§ WRITTEN INSTRUCTION
Keep the pictures out of the copy and repeat the records exactly.

## Start RECORDS SUPPLIED

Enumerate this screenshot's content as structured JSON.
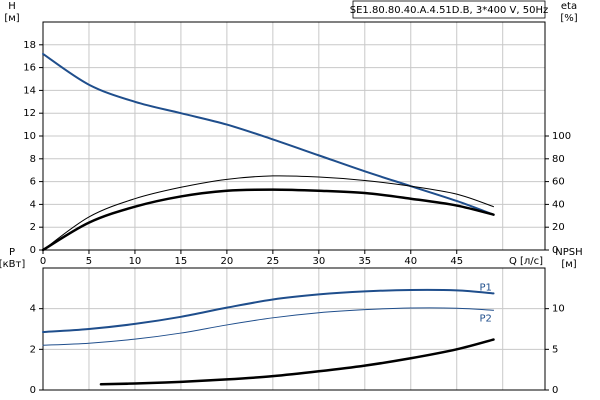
{
  "chart_data": [
    {
      "type": "line",
      "title": "SE1.80.80.40.A.4.51D.B, 3*400 V, 50Hz",
      "ylabel": [
        "H",
        "[м]"
      ],
      "y2label": [
        "eta",
        "[%]"
      ],
      "xlabel": "Q [л/с]",
      "xlim": [
        0,
        54.6
      ],
      "xticks": [
        0,
        5,
        10,
        15,
        20,
        25,
        30,
        35,
        40,
        45,
        50
      ],
      "xtick_labels": [
        0,
        5,
        10,
        15,
        20,
        25,
        30,
        35,
        40,
        45
      ],
      "ylim": [
        0,
        20
      ],
      "yticks": [
        0,
        2,
        4,
        6,
        8,
        10,
        12,
        14,
        16,
        18
      ],
      "y2lim": [
        0,
        200
      ],
      "y2ticks": [
        0,
        20,
        40,
        60,
        80,
        100
      ],
      "grid": true,
      "x": [
        0,
        5,
        10,
        15,
        20,
        25,
        30,
        35,
        40,
        45,
        49
      ],
      "series": [
        {
          "color": "#1f4e8c",
          "width": 2,
          "values": [
            17.2,
            14.5,
            13.0,
            12.0,
            11.0,
            9.7,
            8.3,
            6.9,
            5.6,
            4.3,
            3.1
          ]
        },
        {
          "color": "#000000",
          "width": 1,
          "axis": "y2",
          "values": [
            0,
            29,
            45,
            55,
            62,
            65,
            64,
            61,
            56,
            49,
            38
          ]
        },
        {
          "color": "#000000",
          "width": 2.5,
          "axis": "y2",
          "values": [
            0,
            24,
            38,
            47,
            52,
            53,
            52,
            50,
            45,
            39,
            31
          ]
        }
      ]
    },
    {
      "type": "line",
      "ylabel": [
        "P",
        "[кВт]"
      ],
      "y2label": [
        "NPSH",
        "[м]"
      ],
      "xlim": [
        0,
        54.6
      ],
      "xticks": [
        0,
        5,
        10,
        15,
        20,
        25,
        30,
        35,
        40,
        45,
        50
      ],
      "ylim": [
        0,
        6
      ],
      "yticks": [
        0,
        2,
        4
      ],
      "y2lim": [
        0,
        15
      ],
      "y2ticks": [
        0,
        5,
        10
      ],
      "grid": true,
      "x": [
        0,
        5,
        10,
        15,
        20,
        25,
        30,
        35,
        40,
        45,
        49
      ],
      "series": [
        {
          "name": "P1",
          "color": "#1f4e8c",
          "width": 2,
          "values": [
            2.85,
            3.0,
            3.25,
            3.6,
            4.05,
            4.45,
            4.7,
            4.85,
            4.92,
            4.9,
            4.75
          ]
        },
        {
          "name": "P2",
          "color": "#1f4e8c",
          "width": 1,
          "values": [
            2.2,
            2.3,
            2.5,
            2.8,
            3.2,
            3.55,
            3.8,
            3.95,
            4.03,
            4.02,
            3.92
          ]
        },
        {
          "color": "#000000",
          "width": 2.5,
          "axis": "y2",
          "x": [
            6.3,
            10,
            15,
            20,
            25,
            30,
            35,
            40,
            45,
            49
          ],
          "values": [
            0.7,
            0.8,
            1.0,
            1.3,
            1.7,
            2.3,
            3.0,
            3.9,
            5.0,
            6.2
          ]
        }
      ]
    }
  ]
}
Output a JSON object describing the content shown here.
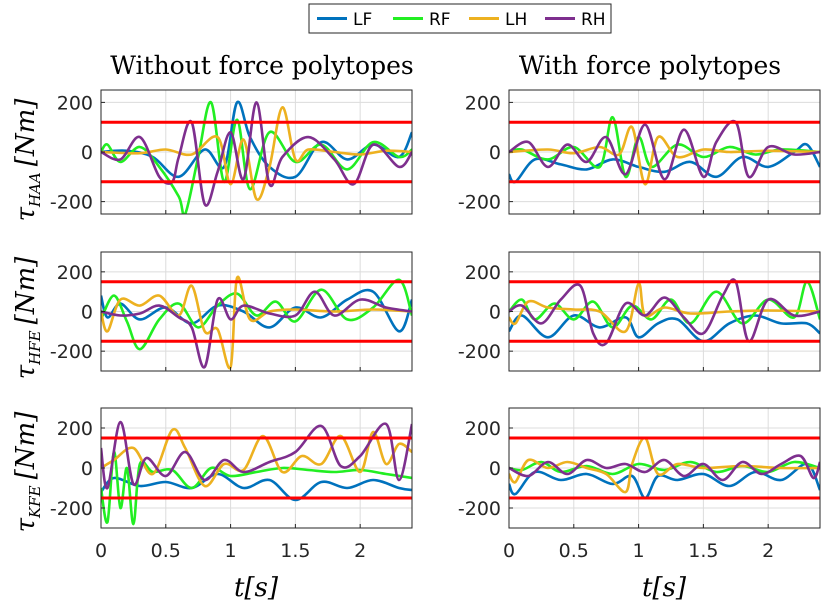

## End RECORDS SUPPLIED

§ THE SOLUTION
Enumerate this screenshot's content as structured JSON.
{
  "chart_data": [
    {
      "type": "line",
      "title": "SE1.80.80.40.A.4.51D.B, 3*400 V, 50Hz",
      "ylabel": [
        "H",
        "[м]"
      ],
      "y2label": [
        "eta",
        "[%]"
      ],
      "xlabel": "Q [л/с]",
      "xlim": [
        0,
        54.6
      ],
      "xticks": [
        0,
        5,
        10,
        15,
        20,
        25,
        30,
        35,
        40,
        45,
        50
      ],
      "xtick_labels": [
        0,
        5,
        10,
        15,
        20,
        25,
        30,
        35,
        40,
        45
      ],
      "ylim": [
        0,
        20
      ],
      "yticks": [
        0,
        2,
        4,
        6,
        8,
        10,
        12,
        14,
        16,
        18
      ],
      "y2lim": [
        0,
        200
      ],
      "y2ticks": [
        0,
        20,
        40,
        60,
        80,
        100
      ],
      "grid": true,
      "x": [
        0,
        5,
        10,
        15,
        20,
        25,
        30,
        35,
        40,
        45,
        49
      ],
      "series": [
        {
          "color": "#1f4e8c",
          "width": 2,
          "values": [
            17.2,
            14.5,
            13.0,
            12.0,
            11.0,
            9.7,
            8.3,
            6.9,
            5.6,
            4.3,
            3.1
          ]
        },
        {
          "color": "#000000",
          "width": 1,
          "axis": "y2",
          "values": [
            0,
            29,
            45,
            55,
            62,
            65,
            64,
            61,
            56,
            49,
            38
          ]
        },
        {
          "color": "#000000",
          "width": 2.5,
          "axis": "y2",
          "values": [
            0,
            24,
            38,
            47,
            52,
            53,
            52,
            50,
            45,
            39,
            31
          ]
        }
      ]
    },
    {
      "type": "line",
      "ylabel": [
        "P",
        "[кВт]"
      ],
      "y2label": [
        "NPSH",
        "[м]"
      ],
      "xlim": [
        0,
        54.6
      ],
      "xticks": [
        0,
        5,
        10,
        15,
        20,
        25,
        30,
        35,
        40,
        45,
        50
      ],
      "ylim": [
        0,
        6
      ],
      "yticks": [
        0,
        2,
        4
      ],
      "y2lim": [
        0,
        15
      ],
      "y2ticks": [
        0,
        5,
        10
      ],
      "grid": true,
      "x": [
        0,
        5,
        10,
        15,
        20,
        25,
        30,
        35,
        40,
        45,
        49
      ],
      "series": [
        {
          "name": "P1",
          "color": "#1f4e8c",
          "width": 2,
          "values": [
            2.85,
            3.0,
            3.25,
            3.6,
            4.05,
            4.45,
            4.7,
            4.85,
            4.92,
            4.9,
            4.75
          ]
        },
        {
          "name": "P2",
          "color": "#1f4e8c",
          "width": 1,
          "values": [
            2.2,
            2.3,
            2.5,
            2.8,
            3.2,
            3.55,
            3.8,
            3.95,
            4.03,
            4.02,
            3.92
          ]
        },
        {
          "color": "#000000",
          "width": 2.5,
          "axis": "y2",
          "x": [
            6.3,
            10,
            15,
            20,
            25,
            30,
            35,
            40,
            45,
            49
          ],
          "values": [
            0.7,
            0.8,
            1.0,
            1.3,
            1.7,
            2.3,
            3.0,
            3.9,
            5.0,
            6.2
          ]
        }
      ]
    }
  ]
}
Output a JSON object describing the content shown here.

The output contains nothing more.